Retype all of the data exactly as given.

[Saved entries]
- - - - -
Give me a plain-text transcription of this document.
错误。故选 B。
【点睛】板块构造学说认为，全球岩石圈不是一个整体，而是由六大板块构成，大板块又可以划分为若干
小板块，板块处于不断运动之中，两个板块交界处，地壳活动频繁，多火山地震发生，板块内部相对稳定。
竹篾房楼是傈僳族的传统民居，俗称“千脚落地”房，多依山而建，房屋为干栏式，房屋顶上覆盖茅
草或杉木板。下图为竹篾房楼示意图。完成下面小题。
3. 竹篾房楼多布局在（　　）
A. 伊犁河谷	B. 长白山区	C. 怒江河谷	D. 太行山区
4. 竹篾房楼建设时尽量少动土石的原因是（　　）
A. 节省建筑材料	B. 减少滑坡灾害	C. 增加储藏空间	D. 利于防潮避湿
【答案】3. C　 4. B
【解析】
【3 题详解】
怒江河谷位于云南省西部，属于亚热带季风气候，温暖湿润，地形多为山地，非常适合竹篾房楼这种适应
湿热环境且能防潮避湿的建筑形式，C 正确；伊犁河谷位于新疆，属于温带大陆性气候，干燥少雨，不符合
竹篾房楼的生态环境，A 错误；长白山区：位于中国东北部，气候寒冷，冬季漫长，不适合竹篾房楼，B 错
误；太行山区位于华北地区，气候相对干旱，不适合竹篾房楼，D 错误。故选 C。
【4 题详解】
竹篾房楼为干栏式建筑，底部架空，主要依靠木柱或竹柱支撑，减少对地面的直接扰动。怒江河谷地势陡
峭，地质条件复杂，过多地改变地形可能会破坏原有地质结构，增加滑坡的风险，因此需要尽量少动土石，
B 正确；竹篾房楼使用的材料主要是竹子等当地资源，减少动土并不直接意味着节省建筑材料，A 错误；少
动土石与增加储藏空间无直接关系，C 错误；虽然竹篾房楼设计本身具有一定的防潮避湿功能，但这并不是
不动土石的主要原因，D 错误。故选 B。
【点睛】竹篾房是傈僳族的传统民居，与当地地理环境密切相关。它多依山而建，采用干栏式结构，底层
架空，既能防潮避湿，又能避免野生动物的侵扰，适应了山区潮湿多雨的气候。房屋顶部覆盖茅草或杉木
- - - - -
• **The reply**:
Give me a plain-text transcription of this document.
错误。故选 B。
【点睛】板块构造学说认为，全球岩石圈不是一个整体，而是由六大板块构成，大板块又可以划分为若干
小板块，板块处于不断运动之中，两个板块交界处，地壳活动频繁，多火山地震发生，板块内部相对稳定。
竹篾房楼是傈僳族的传统民居，俗称“千脚落地”房，多依山而建，房屋为干栏式，房屋顶上覆盖茅
草或杉木板。下图为竹篾房楼示意图。完成下面小题。
3. 竹篾房楼多布局在（　　）
A. 伊犁河谷	B. 长白山区	C. 怒江河谷	D. 太行山区
4. 竹篾房楼建设时尽量少动土石的原因是（　　）
A. 节省建筑材料	B. 减少滑坡灾害	C. 增加储藏空间	D. 利于防潮避湿
【答案】3. C　 4. B
【解析】
【3 题详解】
怒江河谷位于云南省西部，属于亚热带季风气候，温暖湿润，地形多为山地，非常适合竹篾房楼这种适应
湿热环境且能防潮避湿的建筑形式，C 正确；伊犁河谷位于新疆，属于温带大陆性气候，干燥少雨，不符合
竹篾房楼的生态环境，A 错误；长白山区：位于中国东北部，气候寒冷，冬季漫长，不适合竹篾房楼，B 错
误；太行山区位于华北地区，气候相对干旱，不适合竹篾房楼，D 错误。故选 C。
【4 题详解】
竹篾房楼为干栏式建筑，底部架空，主要依靠木柱或竹柱支撑，减少对地面的直接扰动。怒江河谷地势陡
峭，地质条件复杂，过多地改变地形可能会破坏原有地质结构，增加滑坡的风险，因此需要尽量少动土石，
B 正确；竹篾房楼使用的材料主要是竹子等当地资源，减少动土并不直接意味着节省建筑材料，A 错误；少
动土石与增加储藏空间无直接关系，C 错误；虽然竹篾房楼设计本身具有一定的防潮避湿功能，但这并不是
不动土石的主要原因，D 错误。故选 B。
【点睛】竹篾房是傈僳族的传统民居，与当地地理环境密切相关。它多依山而建，采用干栏式结构，底层
架空，既能防潮避湿，又能避免野生动物的侵扰，适应了山区潮湿多雨的气候。房屋顶部覆盖茅草或杉木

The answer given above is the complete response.